_What is expected_. Check each line of the data for "this" and select those that have it.

··· Record excerpts

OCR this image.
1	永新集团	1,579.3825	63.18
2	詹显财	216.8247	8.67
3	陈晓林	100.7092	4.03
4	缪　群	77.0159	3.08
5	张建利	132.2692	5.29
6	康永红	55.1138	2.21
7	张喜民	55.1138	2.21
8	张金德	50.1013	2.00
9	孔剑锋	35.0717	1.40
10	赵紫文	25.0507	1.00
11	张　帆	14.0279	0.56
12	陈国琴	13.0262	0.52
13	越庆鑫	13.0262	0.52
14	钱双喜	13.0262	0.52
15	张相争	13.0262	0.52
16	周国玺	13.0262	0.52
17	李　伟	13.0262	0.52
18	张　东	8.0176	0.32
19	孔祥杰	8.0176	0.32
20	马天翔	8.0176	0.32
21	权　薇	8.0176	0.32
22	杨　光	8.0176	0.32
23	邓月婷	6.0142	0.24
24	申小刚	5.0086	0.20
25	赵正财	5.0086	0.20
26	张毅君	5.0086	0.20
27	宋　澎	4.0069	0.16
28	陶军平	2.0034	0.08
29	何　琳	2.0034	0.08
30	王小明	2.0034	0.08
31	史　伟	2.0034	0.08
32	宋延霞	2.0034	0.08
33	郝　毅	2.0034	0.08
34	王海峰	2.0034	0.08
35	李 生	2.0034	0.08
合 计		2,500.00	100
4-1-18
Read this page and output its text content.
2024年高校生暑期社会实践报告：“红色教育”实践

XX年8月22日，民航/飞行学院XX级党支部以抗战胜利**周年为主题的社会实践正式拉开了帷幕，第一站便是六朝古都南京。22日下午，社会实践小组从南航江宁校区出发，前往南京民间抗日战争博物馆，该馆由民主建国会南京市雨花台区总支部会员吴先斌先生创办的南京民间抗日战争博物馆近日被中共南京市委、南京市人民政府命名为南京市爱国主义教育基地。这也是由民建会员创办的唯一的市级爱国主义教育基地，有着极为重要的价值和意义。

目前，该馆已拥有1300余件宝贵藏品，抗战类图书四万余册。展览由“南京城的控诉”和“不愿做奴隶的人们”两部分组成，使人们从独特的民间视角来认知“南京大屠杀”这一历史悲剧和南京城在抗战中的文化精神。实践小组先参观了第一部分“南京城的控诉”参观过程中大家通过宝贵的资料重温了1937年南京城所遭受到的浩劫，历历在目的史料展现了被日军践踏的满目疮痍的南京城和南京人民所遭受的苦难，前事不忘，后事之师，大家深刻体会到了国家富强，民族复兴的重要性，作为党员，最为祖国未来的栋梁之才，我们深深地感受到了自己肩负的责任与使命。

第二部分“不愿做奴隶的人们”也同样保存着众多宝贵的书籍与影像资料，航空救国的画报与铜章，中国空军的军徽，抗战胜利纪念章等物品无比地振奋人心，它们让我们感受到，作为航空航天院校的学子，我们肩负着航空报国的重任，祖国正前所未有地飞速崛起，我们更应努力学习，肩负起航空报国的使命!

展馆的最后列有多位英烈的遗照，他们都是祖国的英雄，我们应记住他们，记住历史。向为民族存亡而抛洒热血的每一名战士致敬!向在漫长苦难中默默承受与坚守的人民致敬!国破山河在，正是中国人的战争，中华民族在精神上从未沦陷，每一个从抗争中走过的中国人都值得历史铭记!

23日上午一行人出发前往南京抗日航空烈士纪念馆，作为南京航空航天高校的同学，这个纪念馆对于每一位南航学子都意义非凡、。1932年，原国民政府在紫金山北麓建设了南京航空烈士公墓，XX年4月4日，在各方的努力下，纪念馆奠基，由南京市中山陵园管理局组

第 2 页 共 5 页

······

_Final answer_.
OCR this image.
Read this page and output its text content.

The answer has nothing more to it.